__Exercise brief__
Extract from the listing each line in which the word "capacity" appears.

-- start Stored records --

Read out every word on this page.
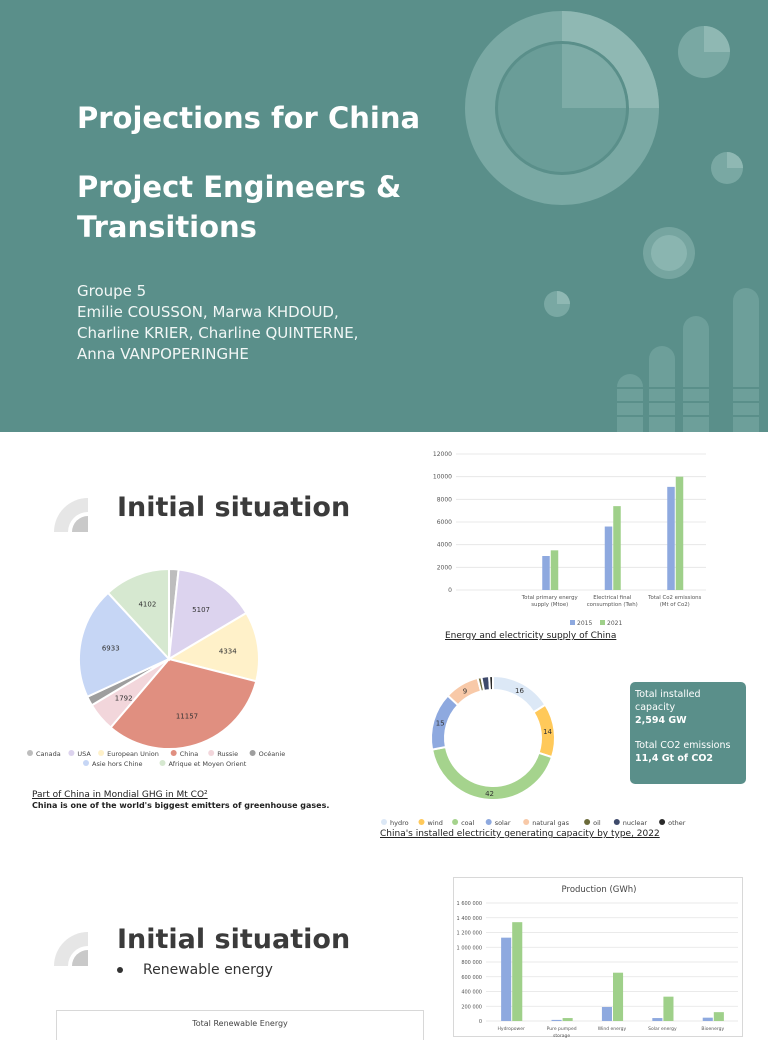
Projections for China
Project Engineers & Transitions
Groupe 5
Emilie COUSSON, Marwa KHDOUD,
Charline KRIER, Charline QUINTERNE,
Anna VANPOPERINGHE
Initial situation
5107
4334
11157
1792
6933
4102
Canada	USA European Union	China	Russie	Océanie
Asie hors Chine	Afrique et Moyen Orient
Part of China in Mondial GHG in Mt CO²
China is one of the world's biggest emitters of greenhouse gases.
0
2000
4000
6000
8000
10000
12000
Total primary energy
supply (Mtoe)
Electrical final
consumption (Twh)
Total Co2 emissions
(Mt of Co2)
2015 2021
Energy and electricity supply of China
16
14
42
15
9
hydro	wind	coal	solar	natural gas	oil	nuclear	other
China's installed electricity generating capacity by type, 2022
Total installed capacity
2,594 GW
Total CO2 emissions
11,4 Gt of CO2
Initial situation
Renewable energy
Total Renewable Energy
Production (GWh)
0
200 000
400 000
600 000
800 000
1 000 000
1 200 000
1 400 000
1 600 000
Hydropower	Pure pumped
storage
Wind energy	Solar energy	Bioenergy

-- end Stored records --

__Response to this exercise__
China's installed electricity generating capacity by type, 2022
Total installed capacity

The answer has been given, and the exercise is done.